> _Problem requirements_
Gather up every line from the entries below that uses the word "fazer".

> _Records for this exercise_

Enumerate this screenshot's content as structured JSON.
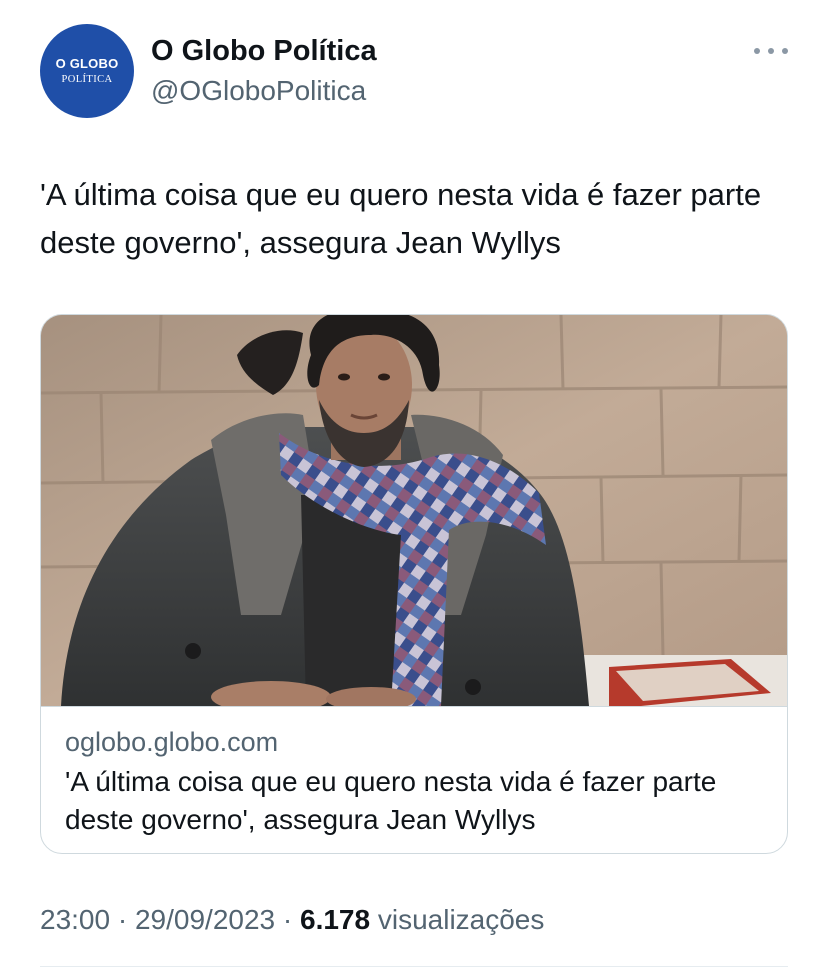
{
  "account": {
    "avatar_line1": "O GLOBO",
    "avatar_line2": "POLÍTICA",
    "display_name": "O Globo Política",
    "handle": "@OGloboPolitica"
  },
  "more_menu_icon": "more-horizontal-icon",
  "tweet": {
    "text": "'A última coisa que eu quero nesta vida é fazer parte deste governo', assegura Jean Wyllys"
  },
  "link_card": {
    "image_alt": "Foto de homem de cachecol colorido e casaco escuro diante de parede de pedra",
    "domain": "oglobo.globo.com",
    "title": "'A última coisa que eu quero nesta vida é fazer parte deste governo', assegura Jean Wyllys"
  },
  "footer": {
    "time": "23:00",
    "separator": "·",
    "date": "29/09/2023",
    "views_count": "6.178",
    "views_label": "visualizações"
  },
  "colors": {
    "avatar_bg": "#1f4fa8",
    "secondary_text": "#536471",
    "primary_text": "#0f1419",
    "border": "#cfd9de"
  }
}
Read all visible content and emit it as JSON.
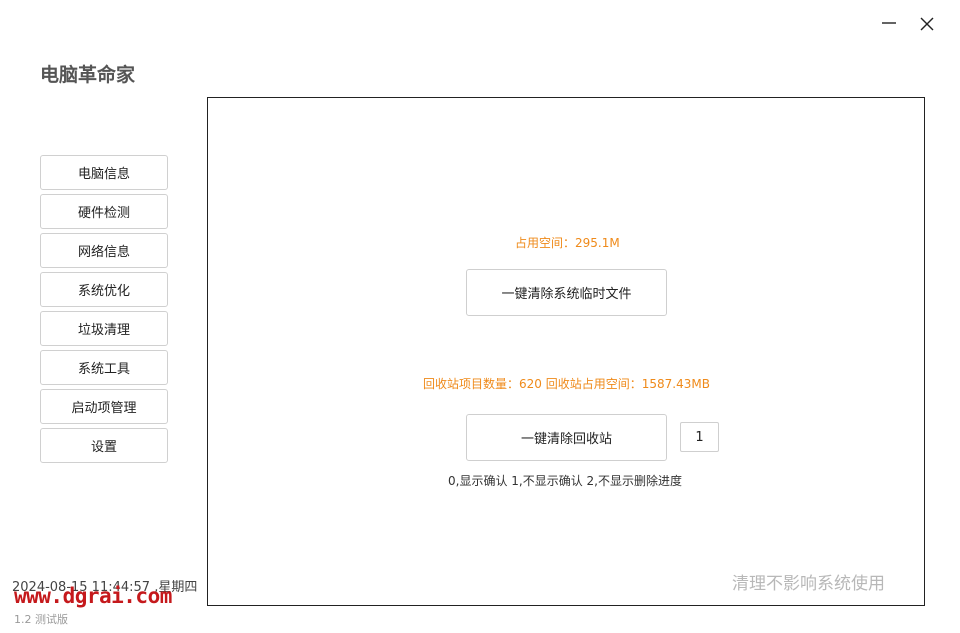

> _Exercise response_
    "text": "'A última coisa que eu quero nesta vida é fazer parte deste governo', assegura Jean Wyllys"
    "title": "'A última coisa que eu quero nesta vida é fazer parte deste governo', assegura Jean Wyllys"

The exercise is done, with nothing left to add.